▸ Job: Write the data out again in full, with no departure from the original.

▸ Records for the task:
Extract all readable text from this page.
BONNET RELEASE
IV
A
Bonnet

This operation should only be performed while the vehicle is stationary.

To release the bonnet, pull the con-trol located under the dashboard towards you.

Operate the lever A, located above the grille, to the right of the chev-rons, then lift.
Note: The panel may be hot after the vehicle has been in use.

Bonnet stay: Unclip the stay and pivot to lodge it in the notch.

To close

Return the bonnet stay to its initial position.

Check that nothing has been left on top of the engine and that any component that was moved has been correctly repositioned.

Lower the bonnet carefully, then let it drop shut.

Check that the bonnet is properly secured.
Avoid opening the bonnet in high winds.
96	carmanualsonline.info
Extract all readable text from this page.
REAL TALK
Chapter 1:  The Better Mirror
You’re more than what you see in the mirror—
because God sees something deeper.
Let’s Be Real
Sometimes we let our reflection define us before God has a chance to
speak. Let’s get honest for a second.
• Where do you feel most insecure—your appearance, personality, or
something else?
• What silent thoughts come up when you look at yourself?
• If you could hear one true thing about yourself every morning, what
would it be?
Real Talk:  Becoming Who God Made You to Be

▸ Complete answer:
Extract all readable text from this page.
BONNET RELEASE
IV
A
Bonnet

This operation should only be performed while the vehicle is stationary.

To release the bonnet, pull the con-trol located under the dashboard towards you.

Operate the lever A, located above the grille, to the right of the chev-rons, then lift.
Note: The panel may be hot after the vehicle has been in use.

Bonnet stay: Unclip the stay and pivot to lodge it in the notch.

To close

Return the bonnet stay to its initial position.

Check that nothing has been left on top of the engine and that any component that was moved has been correctly repositioned.

Lower the bonnet carefully, then let it drop shut.

Check that the bonnet is properly secured.
Avoid opening the bonnet in high winds.
96	carmanualsonline.info
Extract all readable text from this page.
REAL TALK
Chapter 1:  The Better Mirror
You’re more than what you see in the mirror—
because God sees something deeper.
Let’s Be Real
Sometimes we let our reflection define us before God has a chance to
speak. Let’s get honest for a second.
• Where do you feel most insecure—your appearance, personality, or
something else?
• What silent thoughts come up when you look at yourself?
• If you could hear one true thing about yourself every morning, what
would it be?
Real Talk:  Becoming Who God Made You to Be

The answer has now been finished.